_Source text_:

════════

Re: a question about dimensions...

On Tue, Mar 22, 2011 at 6:25 PM, Davy Van Deursen
<davy.vandeursen@ugent.be> wrote:
> Hi David,
>
> On 21/03/2011 15:55, David Singer wrote:
>>
>> Guys
>>
>> I am not sure that 'named' is really a dimension.
>>
>> I understand focusing on time; focusing on a spatial area; and focusing on
>> tracks.  These are indeed orthogonal axes.
>>
>> But you use names to focus on a section, which seems to be a named
>> time-subpart.
>>
>> Specifically, can I use names for subsetting in any of the dimensions?  If
>> I have a track called 'fred', are these equivalent?
>>
>> http://www.example.com/thing#track=fred
>> http://www.exampke.com/thing#id=fred
>>
>> Would it not be cleaner to allow selection by name on any of the three
>> axes (i.e. named timed periods, named spacial regions, named tracks)?
>
> To me, 'named' can be seen as a kind of virtual dimension, which points to a
> combination of any of the three "real" dimensions (i.e., time, spatial, or
> track). The mapping between a named fragment and a combination of time,
> spatial, or track is left to the application.
>
> So for example: #id=fred_low could correspond to
> #t=10,20&track=low&xywh=20,20,30,30. It is of course not required to combine
> all dimensions: #t=30,40 could for example correspond to #id=blooper.
> Similarly, #track=fred could correspond to #id=fred if this is defined
> within the application; but as I said, the mapping is out of scope of the MF
> spec.

════════

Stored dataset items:
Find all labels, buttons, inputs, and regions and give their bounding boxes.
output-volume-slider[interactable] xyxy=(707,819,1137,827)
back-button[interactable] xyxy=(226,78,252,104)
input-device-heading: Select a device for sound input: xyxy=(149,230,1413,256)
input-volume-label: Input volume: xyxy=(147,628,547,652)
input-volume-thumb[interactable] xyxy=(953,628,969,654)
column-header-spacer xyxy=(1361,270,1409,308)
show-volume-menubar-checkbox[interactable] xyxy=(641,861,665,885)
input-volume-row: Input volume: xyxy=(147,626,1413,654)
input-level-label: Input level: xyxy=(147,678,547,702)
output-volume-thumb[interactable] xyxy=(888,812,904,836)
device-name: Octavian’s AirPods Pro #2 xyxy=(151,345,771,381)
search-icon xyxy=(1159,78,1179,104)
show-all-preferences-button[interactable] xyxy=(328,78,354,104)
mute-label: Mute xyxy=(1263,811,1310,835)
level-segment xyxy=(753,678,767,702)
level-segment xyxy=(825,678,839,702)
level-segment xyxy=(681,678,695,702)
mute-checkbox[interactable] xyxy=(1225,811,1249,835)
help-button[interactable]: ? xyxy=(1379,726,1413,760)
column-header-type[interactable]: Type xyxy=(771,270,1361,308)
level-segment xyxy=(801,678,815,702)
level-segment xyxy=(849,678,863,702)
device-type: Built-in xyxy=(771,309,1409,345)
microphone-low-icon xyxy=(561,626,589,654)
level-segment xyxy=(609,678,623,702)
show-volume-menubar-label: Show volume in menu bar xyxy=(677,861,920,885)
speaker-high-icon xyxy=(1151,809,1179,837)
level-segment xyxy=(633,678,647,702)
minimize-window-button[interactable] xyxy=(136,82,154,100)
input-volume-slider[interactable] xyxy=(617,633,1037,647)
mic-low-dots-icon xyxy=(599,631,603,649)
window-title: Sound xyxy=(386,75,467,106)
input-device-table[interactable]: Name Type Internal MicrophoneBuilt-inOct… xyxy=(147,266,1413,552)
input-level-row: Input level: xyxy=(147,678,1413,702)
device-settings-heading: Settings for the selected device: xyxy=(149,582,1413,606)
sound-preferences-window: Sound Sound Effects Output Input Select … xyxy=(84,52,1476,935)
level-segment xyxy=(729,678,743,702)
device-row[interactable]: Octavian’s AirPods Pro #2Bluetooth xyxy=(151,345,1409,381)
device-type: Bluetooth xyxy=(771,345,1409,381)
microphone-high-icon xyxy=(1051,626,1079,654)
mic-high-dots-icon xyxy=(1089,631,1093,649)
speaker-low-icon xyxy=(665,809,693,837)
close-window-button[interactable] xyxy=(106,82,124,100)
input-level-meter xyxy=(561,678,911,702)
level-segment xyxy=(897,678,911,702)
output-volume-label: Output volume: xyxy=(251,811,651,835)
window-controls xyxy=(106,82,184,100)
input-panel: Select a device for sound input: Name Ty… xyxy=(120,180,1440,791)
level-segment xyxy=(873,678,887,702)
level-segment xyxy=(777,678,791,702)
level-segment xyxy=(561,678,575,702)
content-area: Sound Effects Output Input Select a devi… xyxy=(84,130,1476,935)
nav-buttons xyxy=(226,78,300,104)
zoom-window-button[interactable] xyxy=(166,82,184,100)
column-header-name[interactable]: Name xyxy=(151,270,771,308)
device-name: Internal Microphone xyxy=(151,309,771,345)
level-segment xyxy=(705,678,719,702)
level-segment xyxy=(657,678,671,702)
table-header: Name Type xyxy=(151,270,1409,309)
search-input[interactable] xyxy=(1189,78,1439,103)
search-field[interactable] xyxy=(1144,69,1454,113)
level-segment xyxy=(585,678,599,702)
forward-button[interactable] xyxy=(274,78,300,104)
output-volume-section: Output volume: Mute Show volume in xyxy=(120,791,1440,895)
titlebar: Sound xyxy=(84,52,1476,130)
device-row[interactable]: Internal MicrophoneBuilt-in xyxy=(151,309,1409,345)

════════

_Directions_:
1 - Can you copy the email about named fragment dimensions in full, word for word?
2 - Would you repeat the rows from the first one through the line containing "level-segment xyxy=(801,678,815,702)", with both ends included and nothing changed?

_Responses in order_:
1 -
Re: a question about dimensions...

On Tue, Mar 22, 2011 at 6:25 PM, Davy Van Deursen
<davy.vandeursen@ugent.be> wrote:
> Hi David,
>
> On 21/03/2011 15:55, David Singer wrote:
>>
>> Guys
>>
>> I am not sure that 'named' is really a dimension.
>>
>> I understand focusing on time; focusing on a spatial area; and focusing on
>> tracks.  These are indeed orthogonal axes.
>>
>> But you use names to focus on a section, which seems to be a named
>> time-subpart.
>>
>> Specifically, can I use names for subsetting in any of the dimensions?  If
>> I have a track called 'fred', are these equivalent?
>>
>> http://www.example.com/thing#track=fred
>> http://www.exampke.com/thing#id=fred
>>
>> Would it not be cleaner to allow selection by name on any of the three
>> axes (i.e. named timed periods, named spacial regions, named tracks)?
>
> To me, 'named' can be seen as a kind of virtual dimension, which points to a
> combination of any of the three "real" dimensions (i.e., time, spatial, or
> track). The mapping between a named fragment and a combination of time,
> spatial, or track is left to the application.
>
> So for example: #id=fred_low could correspond to
> #t=10,20&track=low&xywh=20,20,30,30. It is of course not required to combine
> all dimensions: #t=30,40 could for example correspond to #id=blooper.
> Similarly, #track=fred could correspond to #id=fred if this is defined
> within the application; but as I said, the mapping is out of scope of the MF
> spec.

2 -
Find all labels, buttons, inputs, and regions and give their bounding boxes.
output-volume-slider[interactable] xyxy=(707,819,1137,827)
back-button[interactable] xyxy=(226,78,252,104)
input-device-heading: Select a device for sound input: xyxy=(149,230,1413,256)
input-volume-label: Input volume: xyxy=(147,628,547,652)
input-volume-thumb[interactable] xyxy=(953,628,969,654)
column-header-spacer xyxy=(1361,270,1409,308)
show-volume-menubar-checkbox[interactable] xyxy=(641,861,665,885)
input-volume-row: Input volume: xyxy=(147,626,1413,654)
input-level-label: Input level: xyxy=(147,678,547,702)
output-volume-thumb[interactable] xyxy=(888,812,904,836)
device-name: Octavian’s AirPods Pro #2 xyxy=(151,345,771,381)
search-icon xyxy=(1159,78,1179,104)
show-all-preferences-button[interactable] xyxy=(328,78,354,104)
mute-label: Mute xyxy=(1263,811,1310,835)
level-segment xyxy=(753,678,767,702)
level-segment xyxy=(825,678,839,702)
level-segment xyxy=(681,678,695,702)
mute-checkbox[interactable] xyxy=(1225,811,1249,835)
help-button[interactable]: ? xyxy=(1379,726,1413,760)
column-header-type[interactable]: Type xyxy=(771,270,1361,308)
level-segment xyxy=(801,678,815,702)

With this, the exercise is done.